Excerpted records »
--------------------
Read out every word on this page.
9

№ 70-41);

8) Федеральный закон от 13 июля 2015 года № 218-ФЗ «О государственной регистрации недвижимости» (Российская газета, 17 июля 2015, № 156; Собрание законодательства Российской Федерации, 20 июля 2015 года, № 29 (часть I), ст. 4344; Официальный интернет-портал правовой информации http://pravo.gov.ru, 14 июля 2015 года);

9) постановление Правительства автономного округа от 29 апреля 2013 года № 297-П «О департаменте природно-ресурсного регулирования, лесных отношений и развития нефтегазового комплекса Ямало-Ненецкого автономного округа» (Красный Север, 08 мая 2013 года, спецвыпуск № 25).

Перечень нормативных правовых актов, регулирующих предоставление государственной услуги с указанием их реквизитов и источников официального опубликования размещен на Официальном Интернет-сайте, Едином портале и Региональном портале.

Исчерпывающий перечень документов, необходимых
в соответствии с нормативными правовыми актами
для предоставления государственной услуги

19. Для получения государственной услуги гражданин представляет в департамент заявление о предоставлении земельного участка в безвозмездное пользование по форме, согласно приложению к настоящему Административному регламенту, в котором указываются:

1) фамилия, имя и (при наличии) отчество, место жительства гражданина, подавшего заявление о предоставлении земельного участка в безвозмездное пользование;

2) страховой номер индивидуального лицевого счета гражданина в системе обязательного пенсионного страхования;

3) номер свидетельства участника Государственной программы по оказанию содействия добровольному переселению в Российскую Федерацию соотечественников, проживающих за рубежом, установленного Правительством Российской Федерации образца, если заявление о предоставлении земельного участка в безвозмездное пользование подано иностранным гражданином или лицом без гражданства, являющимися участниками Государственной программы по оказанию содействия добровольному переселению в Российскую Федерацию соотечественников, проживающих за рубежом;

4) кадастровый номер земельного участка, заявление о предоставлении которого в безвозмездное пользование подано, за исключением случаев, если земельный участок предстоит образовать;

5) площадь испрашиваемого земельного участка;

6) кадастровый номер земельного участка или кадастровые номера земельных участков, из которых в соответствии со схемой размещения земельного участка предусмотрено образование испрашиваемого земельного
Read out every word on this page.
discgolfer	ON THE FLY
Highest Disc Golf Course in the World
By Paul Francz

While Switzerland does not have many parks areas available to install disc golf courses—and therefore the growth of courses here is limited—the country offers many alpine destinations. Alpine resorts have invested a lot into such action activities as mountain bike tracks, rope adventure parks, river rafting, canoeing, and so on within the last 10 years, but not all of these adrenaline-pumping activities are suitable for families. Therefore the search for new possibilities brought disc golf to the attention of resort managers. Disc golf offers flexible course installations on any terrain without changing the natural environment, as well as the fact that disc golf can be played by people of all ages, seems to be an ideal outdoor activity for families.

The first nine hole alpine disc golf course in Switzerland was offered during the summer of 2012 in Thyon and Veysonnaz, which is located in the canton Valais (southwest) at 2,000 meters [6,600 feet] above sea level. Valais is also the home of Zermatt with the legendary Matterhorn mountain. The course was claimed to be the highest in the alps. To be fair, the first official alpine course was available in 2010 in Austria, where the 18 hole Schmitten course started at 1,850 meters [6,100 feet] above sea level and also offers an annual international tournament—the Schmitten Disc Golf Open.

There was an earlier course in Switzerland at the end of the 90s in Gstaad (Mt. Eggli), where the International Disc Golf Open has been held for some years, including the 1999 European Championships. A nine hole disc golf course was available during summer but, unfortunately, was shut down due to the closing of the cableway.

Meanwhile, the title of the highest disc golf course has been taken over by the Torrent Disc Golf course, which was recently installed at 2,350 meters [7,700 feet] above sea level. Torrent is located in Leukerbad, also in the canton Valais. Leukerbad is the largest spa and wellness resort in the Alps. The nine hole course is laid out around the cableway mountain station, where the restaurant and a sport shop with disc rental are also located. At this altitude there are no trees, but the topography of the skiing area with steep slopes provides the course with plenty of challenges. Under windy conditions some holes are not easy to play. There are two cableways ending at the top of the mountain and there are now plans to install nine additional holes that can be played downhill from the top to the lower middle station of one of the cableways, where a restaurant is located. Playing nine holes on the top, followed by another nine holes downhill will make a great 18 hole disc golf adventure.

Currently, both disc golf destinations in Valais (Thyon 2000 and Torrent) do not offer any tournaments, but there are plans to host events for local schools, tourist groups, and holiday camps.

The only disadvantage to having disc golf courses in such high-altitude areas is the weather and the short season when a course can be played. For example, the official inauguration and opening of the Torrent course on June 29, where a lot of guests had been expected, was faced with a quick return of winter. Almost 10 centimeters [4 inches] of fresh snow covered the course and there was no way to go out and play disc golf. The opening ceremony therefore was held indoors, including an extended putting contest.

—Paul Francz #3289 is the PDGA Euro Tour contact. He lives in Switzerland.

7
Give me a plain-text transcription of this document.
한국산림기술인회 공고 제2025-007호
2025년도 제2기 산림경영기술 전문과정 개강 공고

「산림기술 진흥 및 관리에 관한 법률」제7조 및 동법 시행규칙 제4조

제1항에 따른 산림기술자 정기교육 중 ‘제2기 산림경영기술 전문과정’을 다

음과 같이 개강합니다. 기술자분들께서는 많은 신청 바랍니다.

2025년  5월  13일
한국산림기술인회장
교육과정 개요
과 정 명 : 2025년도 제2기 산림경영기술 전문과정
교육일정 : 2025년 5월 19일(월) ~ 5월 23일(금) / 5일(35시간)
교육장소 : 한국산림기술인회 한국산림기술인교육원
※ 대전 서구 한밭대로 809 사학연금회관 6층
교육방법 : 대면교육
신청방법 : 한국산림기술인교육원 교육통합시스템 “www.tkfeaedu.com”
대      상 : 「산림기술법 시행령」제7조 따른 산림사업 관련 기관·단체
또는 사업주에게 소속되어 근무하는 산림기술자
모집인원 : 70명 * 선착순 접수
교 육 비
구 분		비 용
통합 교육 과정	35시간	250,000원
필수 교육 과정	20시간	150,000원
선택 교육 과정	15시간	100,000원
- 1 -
--------------------
Work to complete » From the entries, copy out each line containing the word "испрашиваемого".

The completed task »
5) площадь испрашиваемого земельного участка;
6) кадастровый номер земельного участка или кадастровые номера земельных участков, из которых в соответствии со схемой размещения земельного участка предусмотрено образование испрашиваемого земельного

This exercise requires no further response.